Written task 1:
Using the post about summer heat in Banámichi, answer each question briefly:
(a) How thick are the adobe walls of the house?
(b) What was the inside temperature when the writer returned after several weeks away?
(c) Around what date do the monsoons traditionally begin?
Written task 2: Summarize the post about summer heat in Banámichi in two sentences.
Written task 3: Pick up the post about summer heat in Banámichi after its last sentence and carry it forward.

Excerpt provided:
※

Sunday, June 20, 2010


The full brutalizing heat of summer is here in Banámichi. I can work in the garden from the time I wake up until maybe 8 AM. By 8 AM, the few clothes I am wearing are soaked with sweat and I begin to feel light-headed as I pull the prolific weeds and pick up rotten grapefruit that have fallen from the tree. I seek refuge in the house.

The house is wonderful, with its 21” thick adobe walls, made for a climate like this. When I walked in after being away for several weeks, the inside temperature was 85 degrees – a pleasant miracle in the 100°+ outdoor temperatures.

It is easy for me to become a hermit in this weather, never sticking my head out the door all day. I draw, write, read, knit and meditate. I live in silence. My soul relaxes and my focus is inward. It is a healing and clearing time – as if the heat is burning all the dross from my inner being.

Meanwhile, outside, the sky is blue, and the sun burns relentlessly all day. Dust hangs in the air. The air over the mountains is white with glare. The temperature hits 103°, 107° and sometimes higher. There are no clouds in the sky, and everyone is waiting for the first afternoon buildup of tall gray thunderheads over the mountains that will bring the start of the monsoons. Traditionally this happens around June 24th El Día de San Juan, so we still have a while to go.

The riverbed of the Río Sonora is dry – the farms upstream are pumping and using most of the water. I turn on the kitchen faucet and a small trickle emerges – hardly enough for a shower. The water pressure is insufficient to turn on the on-demand hot water heater. (Dan says it’s inappropriate technology and he is probably right. Still, I love the idea of it – it's so “green,” so politically correct.) The water running out of the cold tap is tepid to the touch and makes a great shower – if it is running at all.

※

Listed records:
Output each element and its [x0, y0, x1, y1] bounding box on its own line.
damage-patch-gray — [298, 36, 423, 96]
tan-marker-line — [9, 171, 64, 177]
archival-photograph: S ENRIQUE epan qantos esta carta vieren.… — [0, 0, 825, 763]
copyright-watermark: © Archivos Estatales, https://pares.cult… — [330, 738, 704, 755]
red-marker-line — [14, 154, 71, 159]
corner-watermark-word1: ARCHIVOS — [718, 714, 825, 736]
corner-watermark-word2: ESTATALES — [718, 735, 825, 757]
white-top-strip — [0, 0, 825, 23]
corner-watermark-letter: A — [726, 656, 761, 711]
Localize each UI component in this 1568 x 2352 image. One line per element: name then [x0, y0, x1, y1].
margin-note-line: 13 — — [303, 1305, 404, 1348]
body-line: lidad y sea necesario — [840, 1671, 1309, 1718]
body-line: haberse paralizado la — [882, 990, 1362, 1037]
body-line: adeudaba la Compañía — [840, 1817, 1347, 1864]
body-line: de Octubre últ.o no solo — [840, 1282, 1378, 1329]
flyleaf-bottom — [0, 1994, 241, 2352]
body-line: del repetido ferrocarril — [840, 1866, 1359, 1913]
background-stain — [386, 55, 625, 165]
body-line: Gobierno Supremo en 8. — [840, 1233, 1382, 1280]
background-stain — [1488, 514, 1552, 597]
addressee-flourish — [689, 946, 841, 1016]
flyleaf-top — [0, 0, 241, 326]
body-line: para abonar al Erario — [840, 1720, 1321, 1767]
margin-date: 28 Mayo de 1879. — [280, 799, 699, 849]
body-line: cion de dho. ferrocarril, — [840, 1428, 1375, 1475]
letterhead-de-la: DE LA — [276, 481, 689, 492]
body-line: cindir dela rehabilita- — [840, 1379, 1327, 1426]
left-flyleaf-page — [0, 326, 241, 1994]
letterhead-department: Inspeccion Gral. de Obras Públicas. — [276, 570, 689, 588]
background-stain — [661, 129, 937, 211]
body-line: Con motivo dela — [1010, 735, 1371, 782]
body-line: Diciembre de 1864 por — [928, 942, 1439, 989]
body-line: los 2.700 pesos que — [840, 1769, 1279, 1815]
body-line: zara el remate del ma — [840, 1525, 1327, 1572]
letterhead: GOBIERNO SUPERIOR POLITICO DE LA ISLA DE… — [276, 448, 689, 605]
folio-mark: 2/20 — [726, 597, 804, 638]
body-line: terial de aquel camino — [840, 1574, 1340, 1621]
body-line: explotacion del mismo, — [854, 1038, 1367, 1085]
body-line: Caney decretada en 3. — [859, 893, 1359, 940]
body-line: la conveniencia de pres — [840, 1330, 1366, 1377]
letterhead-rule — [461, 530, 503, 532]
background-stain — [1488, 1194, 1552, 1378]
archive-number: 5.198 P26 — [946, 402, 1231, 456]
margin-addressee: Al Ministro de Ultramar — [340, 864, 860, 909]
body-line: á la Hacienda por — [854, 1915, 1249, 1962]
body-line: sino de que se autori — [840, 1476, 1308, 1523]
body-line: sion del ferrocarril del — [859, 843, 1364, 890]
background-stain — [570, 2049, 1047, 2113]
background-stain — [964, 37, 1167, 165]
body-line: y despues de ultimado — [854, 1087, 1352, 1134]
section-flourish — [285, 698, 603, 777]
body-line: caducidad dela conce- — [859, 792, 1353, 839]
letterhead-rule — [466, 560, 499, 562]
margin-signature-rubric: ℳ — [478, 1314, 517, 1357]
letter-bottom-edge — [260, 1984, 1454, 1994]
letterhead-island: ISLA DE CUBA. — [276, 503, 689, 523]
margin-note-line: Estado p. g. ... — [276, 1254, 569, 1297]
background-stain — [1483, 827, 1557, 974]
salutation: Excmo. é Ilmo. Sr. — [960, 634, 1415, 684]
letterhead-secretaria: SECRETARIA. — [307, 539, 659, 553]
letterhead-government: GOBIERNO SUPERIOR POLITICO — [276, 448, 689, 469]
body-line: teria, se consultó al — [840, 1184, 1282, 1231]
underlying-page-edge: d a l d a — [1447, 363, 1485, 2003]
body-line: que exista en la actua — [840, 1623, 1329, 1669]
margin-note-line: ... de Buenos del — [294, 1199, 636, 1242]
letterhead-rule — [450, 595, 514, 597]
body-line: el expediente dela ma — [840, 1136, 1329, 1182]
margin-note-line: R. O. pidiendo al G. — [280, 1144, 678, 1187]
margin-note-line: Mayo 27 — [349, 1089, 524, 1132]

※

Exercise response 1:
(a) 21 inches.
(b) 85 degrees.
(c) Around June 24th, El Día de San Juan.

Exercise response 2: With temperatures above 100°, the writer can garden only until about 8 AM and then retreats into the house, whose thick adobe walls keep it cool, to spend the day drawing, writing, reading, knitting and meditating in silence. Outside, everyone waits for the monsoons, traditionally due around June 24th, while the Río Sonora is dry and the kitchen faucet gives only a trickle of water.

Exercise response 3:
Sometimes the water is off for a day or more at a time. The town system is antiquated and a break in a line anywhere means that everyone must do without until the line is fixed. My garden has really suffered. If the irrigation system comes on when the water is turned off, the plants are out of luck, and will go thirsty for another day. For some of them, their growth is stunted and they begin to turn crispy – their range of adaptation has been exceeded. (How often does this happen to us humans?)

 Some plants have grown well, and others, not so well. For a while there were more zucchini that we could use, and now the production seems to have halted and the plants show the stress – the leaves are brown and attract an enormous biomass of aphids and flies that feed on the aphids. There are still melons on the vine – it will be a race to see which comes first – ripening, or the death of the plant from the heat.

Ahh, but the tomatoes!! The branches hang low with clusters of cherry tomatoes that are all shades of red and orange. I harvest a bowlful – so sweet, so delicious! The other tomato pants hang heavy with fruit as well. They seem to be thriving under their cover of shade cloth.

The early season corn is finished. I waited too long to pick it – should have done it 2 weeks ago. Now what I have are small cobs with dried kernels – seeds for next year. So much for my vision of roasting ears! Anyway – this was some sort of weird mutant hybrid corn - some of the seeds grew without stalks – just an ear of corn sticking out of the ground. Now that's bizarre! I’m glad we didn’t get to eat it – might have been radioactive!

The green beans have given their all, and we were not here to enjoy them – one of the perils of two residences. Eggplant? The plants are brown, wilty, and insect-eaten. The chili plants from Lynn’s ristra may yet do OK. They are children of this climate. And there is still some tender chard left – will those plants ever quit? I have to keep reminding myself that this first year is all an experiment.

On the other side of the garden, there is the gigantic berry tree. This monster tree is in the yard of our neighbor Chuchico, and is so large that half of it hangs over our yard – over my garden to be specific. It is the biggest deciduous tree I’ve ever seen and provides much needed shade for us and for him. It is a magnificent thing but for one tiny fact – it is covered with small, gnarly, seed-filled berries about the size and color of a blueberry. These are not edible by anything except the pesky fruit bats, which chew them up, suck the juice and spit out the rest. Bleahhh!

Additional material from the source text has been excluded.